++++ Supplied material
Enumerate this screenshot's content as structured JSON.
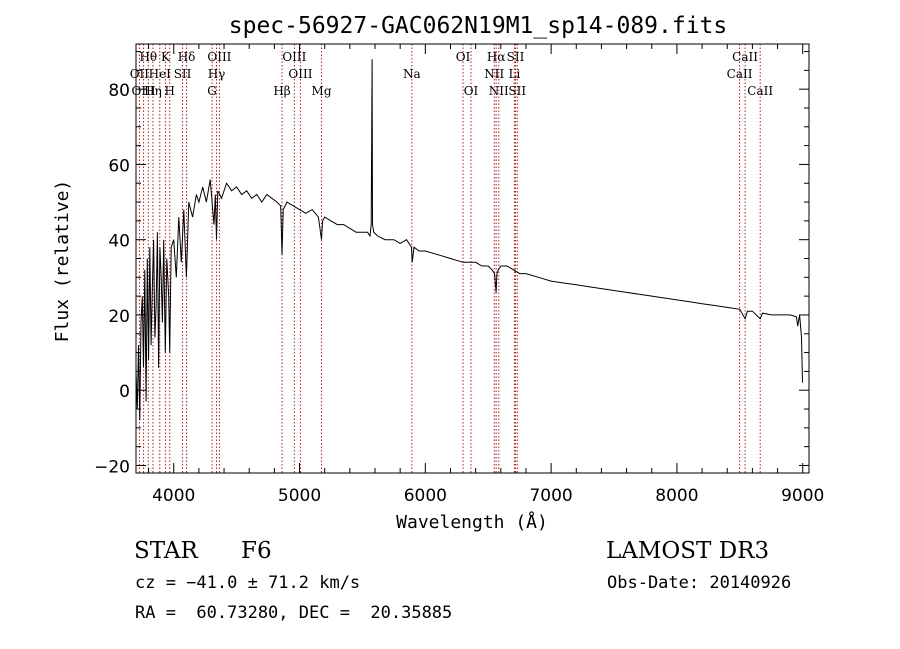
{
  "chart_data": {
    "type": "line",
    "title": "spec-56927-GAC062N19M1_sp14-089.fits",
    "xlabel": "Wavelength (Å)",
    "ylabel": "Flux (relative)",
    "xlim": [
      3700,
      9050
    ],
    "ylim": [
      -22,
      92
    ],
    "x_ticks": [
      4000,
      5000,
      6000,
      7000,
      8000,
      9000
    ],
    "x_tick_labels": [
      "4000",
      "5000",
      "6000",
      "7000",
      "8000",
      "9000"
    ],
    "y_ticks": [
      -20,
      0,
      20,
      40,
      60,
      80
    ],
    "y_tick_labels": [
      "−20",
      "0",
      "20",
      "40",
      "60",
      "80"
    ],
    "grid": false,
    "series": [
      {
        "name": "flux",
        "color": "#000000",
        "x": [
          3700,
          3710,
          3720,
          3730,
          3740,
          3750,
          3760,
          3770,
          3780,
          3790,
          3800,
          3810,
          3820,
          3830,
          3840,
          3850,
          3860,
          3870,
          3880,
          3890,
          3900,
          3910,
          3920,
          3933,
          3945,
          3960,
          3968,
          3980,
          4000,
          4020,
          4040,
          4060,
          4080,
          4101,
          4120,
          4150,
          4180,
          4200,
          4230,
          4260,
          4290,
          4310,
          4320,
          4330,
          4340,
          4350,
          4380,
          4420,
          4460,
          4500,
          4540,
          4580,
          4620,
          4660,
          4700,
          4740,
          4780,
          4820,
          4850,
          4861,
          4870,
          4900,
          4950,
          5000,
          5050,
          5100,
          5150,
          5175,
          5183,
          5200,
          5250,
          5300,
          5350,
          5400,
          5450,
          5500,
          5540,
          5560,
          5570,
          5577,
          5580,
          5590,
          5620,
          5680,
          5750,
          5800,
          5850,
          5890,
          5896,
          5910,
          5950,
          6000,
          6100,
          6200,
          6300,
          6400,
          6450,
          6500,
          6530,
          6550,
          6563,
          6570,
          6580,
          6600,
          6650,
          6700,
          6750,
          6800,
          6900,
          7000,
          7100,
          7200,
          7300,
          7400,
          7500,
          7600,
          7700,
          7800,
          7900,
          8000,
          8100,
          8200,
          8300,
          8400,
          8500,
          8542,
          8560,
          8600,
          8662,
          8680,
          8750,
          8800,
          8850,
          8900,
          8950,
          8960,
          8975,
          8990,
          8998
        ],
        "values": [
          5,
          -5,
          12,
          -8,
          18,
          25,
          6,
          32,
          -3,
          35,
          8,
          38,
          12,
          28,
          40,
          14,
          22,
          42,
          6,
          38,
          30,
          18,
          40,
          10,
          35,
          25,
          10,
          38,
          40,
          30,
          46,
          34,
          48,
          30,
          50,
          46,
          52,
          50,
          54,
          50,
          56,
          48,
          44,
          52,
          40,
          53,
          51,
          55,
          53,
          54,
          52,
          53,
          51,
          52,
          50,
          52,
          51,
          50,
          49,
          36,
          48,
          50,
          49,
          48,
          47,
          48,
          46,
          40,
          45,
          46,
          45,
          44,
          44,
          43,
          42,
          42,
          42,
          41,
          44,
          88,
          44,
          42,
          41,
          40,
          40,
          39,
          40,
          38,
          34,
          38,
          37,
          37,
          36,
          35,
          34,
          34,
          33,
          33,
          32,
          31,
          26,
          31,
          32,
          33,
          33,
          32,
          31,
          31,
          30,
          29,
          28.5,
          28,
          27.5,
          27,
          26.5,
          26,
          25.5,
          25,
          24.5,
          24,
          23.5,
          23,
          22.5,
          22,
          21.5,
          19,
          21,
          21,
          19,
          20.5,
          20,
          20,
          20,
          20,
          19.5,
          17,
          20,
          14,
          2
        ]
      }
    ],
    "line_labels": [
      {
        "text": "Hθ",
        "x": 3798,
        "row": 1,
        "color": "#000000"
      },
      {
        "text": "K",
        "x": 3934,
        "row": 1,
        "color": "#000000"
      },
      {
        "text": "Hδ",
        "x": 4102,
        "row": 1,
        "color": "#000000"
      },
      {
        "text": "OIII",
        "x": 4363,
        "row": 1,
        "color": "#000000"
      },
      {
        "text": "OIII",
        "x": 4959,
        "row": 1,
        "color": "#000000"
      },
      {
        "text": "OI",
        "x": 6300,
        "row": 1,
        "color": "#000000"
      },
      {
        "text": "Hα",
        "x": 6563,
        "row": 1,
        "color": "#000000"
      },
      {
        "text": "SII",
        "x": 6717,
        "row": 1,
        "color": "#000000"
      },
      {
        "text": "CaII",
        "x": 8542,
        "row": 1,
        "color": "#000000"
      },
      {
        "text": "OII",
        "x": 3727,
        "row": 2,
        "color": "#000000"
      },
      {
        "text": "HeI",
        "x": 3889,
        "row": 2,
        "color": "#000000"
      },
      {
        "text": "SII",
        "x": 4070,
        "row": 2,
        "color": "#000000"
      },
      {
        "text": "Hγ",
        "x": 4340,
        "row": 2,
        "color": "#000000"
      },
      {
        "text": "OIII",
        "x": 5007,
        "row": 2,
        "color": "#000000"
      },
      {
        "text": "Na",
        "x": 5893,
        "row": 2,
        "color": "#000000"
      },
      {
        "text": "NII",
        "x": 6548,
        "row": 2,
        "color": "#000000"
      },
      {
        "text": "Li",
        "x": 6708,
        "row": 2,
        "color": "#000000"
      },
      {
        "text": "CaII",
        "x": 8498,
        "row": 2,
        "color": "#000000"
      },
      {
        "text": "OIII",
        "x": 3760,
        "row": 3,
        "color": "#000000"
      },
      {
        "text": "Hη",
        "x": 3835,
        "row": 3,
        "color": "#000000"
      },
      {
        "text": "H",
        "x": 3968,
        "row": 3,
        "color": "#000000"
      },
      {
        "text": "G",
        "x": 4305,
        "row": 3,
        "color": "#000000"
      },
      {
        "text": "Hβ",
        "x": 4861,
        "row": 3,
        "color": "#000000"
      },
      {
        "text": "Mg",
        "x": 5175,
        "row": 3,
        "color": "#000000"
      },
      {
        "text": "OI",
        "x": 6363,
        "row": 3,
        "color": "#000000"
      },
      {
        "text": "NII",
        "x": 6584,
        "row": 3,
        "color": "#000000"
      },
      {
        "text": "SII",
        "x": 6731,
        "row": 3,
        "color": "#000000"
      },
      {
        "text": "CaII",
        "x": 8662,
        "row": 3,
        "color": "#000000"
      }
    ],
    "line_marker_color": "#b22222"
  },
  "info": {
    "object_class": "STAR",
    "subclass": "F6",
    "survey": "LAMOST DR3",
    "redshift": "cz = −41.0 ± 71.2 km/s",
    "obs_date": "Obs-Date: 20140926",
    "coords": "RA =  60.73280, DEC =  20.35885"
  }
}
++++++++
* What you have to do
Write the listing above out again exactly, dropping each image.

* Written solution
Enumerate this screenshot's content as structured JSON.
{
  "chart_data": {
    "type": "line",
    "title": "spec-56927-GAC062N19M1_sp14-089.fits",
    "xlabel": "Wavelength (Å)",
    "ylabel": "Flux (relative)",
    "xlim": [
      3700,
      9050
    ],
    "ylim": [
      -22,
      92
    ],
    "x_ticks": [
      4000,
      5000,
      6000,
      7000,
      8000,
      9000
    ],
    "x_tick_labels": [
      "4000",
      "5000",
      "6000",
      "7000",
      "8000",
      "9000"
    ],
    "y_ticks": [
      -20,
      0,
      20,
      40,
      60,
      80
    ],
    "y_tick_labels": [
      "−20",
      "0",
      "20",
      "40",
      "60",
      "80"
    ],
    "grid": false,
    "series": [
      {
        "name": "flux",
        "color": "#000000",
        "x": [
          3700,
          3710,
          3720,
          3730,
          3740,
          3750,
          3760,
          3770,
          3780,
          3790,
          3800,
          3810,
          3820,
          3830,
          3840,
          3850,
          3860,
          3870,
          3880,
          3890,
          3900,
          3910,
          3920,
          3933,
          3945,
          3960,
          3968,
          3980,
          4000,
          4020,
          4040,
          4060,
          4080,
          4101,
          4120,
          4150,
          4180,
          4200,
          4230,
          4260,
          4290,
          4310,
          4320,
          4330,
          4340,
          4350,
          4380,
          4420,
          4460,
          4500,
          4540,
          4580,
          4620,
          4660,
          4700,
          4740,
          4780,
          4820,
          4850,
          4861,
          4870,
          4900,
          4950,
          5000,
          5050,
          5100,
          5150,
          5175,
          5183,
          5200,
          5250,
          5300,
          5350,
          5400,
          5450,
          5500,
          5540,
          5560,
          5570,
          5577,
          5580,
          5590,
          5620,
          5680,
          5750,
          5800,
          5850,
          5890,
          5896,
          5910,
          5950,
          6000,
          6100,
          6200,
          6300,
          6400,
          6450,
          6500,
          6530,
          6550,
          6563,
          6570,
          6580,
          6600,
          6650,
          6700,
          6750,
          6800,
          6900,
          7000,
          7100,
          7200,
          7300,
          7400,
          7500,
          7600,
          7700,
          7800,
          7900,
          8000,
          8100,
          8200,
          8300,
          8400,
          8500,
          8542,
          8560,
          8600,
          8662,
          8680,
          8750,
          8800,
          8850,
          8900,
          8950,
          8960,
          8975,
          8990,
          8998
        ],
        "values": [
          5,
          -5,
          12,
          -8,
          18,
          25,
          6,
          32,
          -3,
          35,
          8,
          38,
          12,
          28,
          40,
          14,
          22,
          42,
          6,
          38,
          30,
          18,
          40,
          10,
          35,
          25,
          10,
          38,
          40,
          30,
          46,
          34,
          48,
          30,
          50,
          46,
          52,
          50,
          54,
          50,
          56,
          48,
          44,
          52,
          40,
          53,
          51,
          55,
          53,
          54,
          52,
          53,
          51,
          52,
          50,
          52,
          51,
          50,
          49,
          36,
          48,
          50,
          49,
          48,
          47,
          48,
          46,
          40,
          45,
          46,
          45,
          44,
          44,
          43,
          42,
          42,
          42,
          41,
          44,
          88,
          44,
          42,
          41,
          40,
          40,
          39,
          40,
          38,
          34,
          38,
          37,
          37,
          36,
          35,
          34,
          34,
          33,
          33,
          32,
          31,
          26,
          31,
          32,
          33,
          33,
          32,
          31,
          31,
          30,
          29,
          28.5,
          28,
          27.5,
          27,
          26.5,
          26,
          25.5,
          25,
          24.5,
          24,
          23.5,
          23,
          22.5,
          22,
          21.5,
          19,
          21,
          21,
          19,
          20.5,
          20,
          20,
          20,
          20,
          19.5,
          17,
          20,
          14,
          2
        ]
      }
    ],
    "line_labels": [
      {
        "text": "Hθ",
        "x": 3798,
        "row": 1,
        "color": "#000000"
      },
      {
        "text": "K",
        "x": 3934,
        "row": 1,
        "color": "#000000"
      },
      {
        "text": "Hδ",
        "x": 4102,
        "row": 1,
        "color": "#000000"
      },
      {
        "text": "OIII",
        "x": 4363,
        "row": 1,
        "color": "#000000"
      },
      {
        "text": "OIII",
        "x": 4959,
        "row": 1,
        "color": "#000000"
      },
      {
        "text": "OI",
        "x": 6300,
        "row": 1,
        "color": "#000000"
      },
      {
        "text": "Hα",
        "x": 6563,
        "row": 1,
        "color": "#000000"
      },
      {
        "text": "SII",
        "x": 6717,
        "row": 1,
        "color": "#000000"
      },
      {
        "text": "CaII",
        "x": 8542,
        "row": 1,
        "color": "#000000"
      },
      {
        "text": "OII",
        "x": 3727,
        "row": 2,
        "color": "#000000"
      },
      {
        "text": "HeI",
        "x": 3889,
        "row": 2,
        "color": "#000000"
      },
      {
        "text": "SII",
        "x": 4070,
        "row": 2,
        "color": "#000000"
      },
      {
        "text": "Hγ",
        "x": 4340,
        "row": 2,
        "color": "#000000"
      },
      {
        "text": "OIII",
        "x": 5007,
        "row": 2,
        "color": "#000000"
      },
      {
        "text": "Na",
        "x": 5893,
        "row": 2,
        "color": "#000000"
      },
      {
        "text": "NII",
        "x": 6548,
        "row": 2,
        "color": "#000000"
      },
      {
        "text": "Li",
        "x": 6708,
        "row": 2,
        "color": "#000000"
      },
      {
        "text": "CaII",
        "x": 8498,
        "row": 2,
        "color": "#000000"
      },
      {
        "text": "OIII",
        "x": 3760,
        "row": 3,
        "color": "#000000"
      },
      {
        "text": "Hη",
        "x": 3835,
        "row": 3,
        "color": "#000000"
      },
      {
        "text": "H",
        "x": 3968,
        "row": 3,
        "color": "#000000"
      },
      {
        "text": "G",
        "x": 4305,
        "row": 3,
        "color": "#000000"
      },
      {
        "text": "Hβ",
        "x": 4861,
        "row": 3,
        "color": "#000000"
      },
      {
        "text": "Mg",
        "x": 5175,
        "row": 3,
        "color": "#000000"
      },
      {
        "text": "OI",
        "x": 6363,
        "row": 3,
        "color": "#000000"
      },
      {
        "text": "NII",
        "x": 6584,
        "row": 3,
        "color": "#000000"
      },
      {
        "text": "SII",
        "x": 6731,
        "row": 3,
        "color": "#000000"
      },
      {
        "text": "CaII",
        "x": 8662,
        "row": 3,
        "color": "#000000"
      }
    ],
    "line_marker_color": "#b22222"
  },
  "info": {
    "object_class": "STAR",
    "subclass": "F6",
    "survey": "LAMOST DR3",
    "redshift": "cz = −41.0 ± 71.2 km/s",
    "obs_date": "Obs-Date: 20140926",
    "coords": "RA =  60.73280, DEC =  20.35885"
  }
}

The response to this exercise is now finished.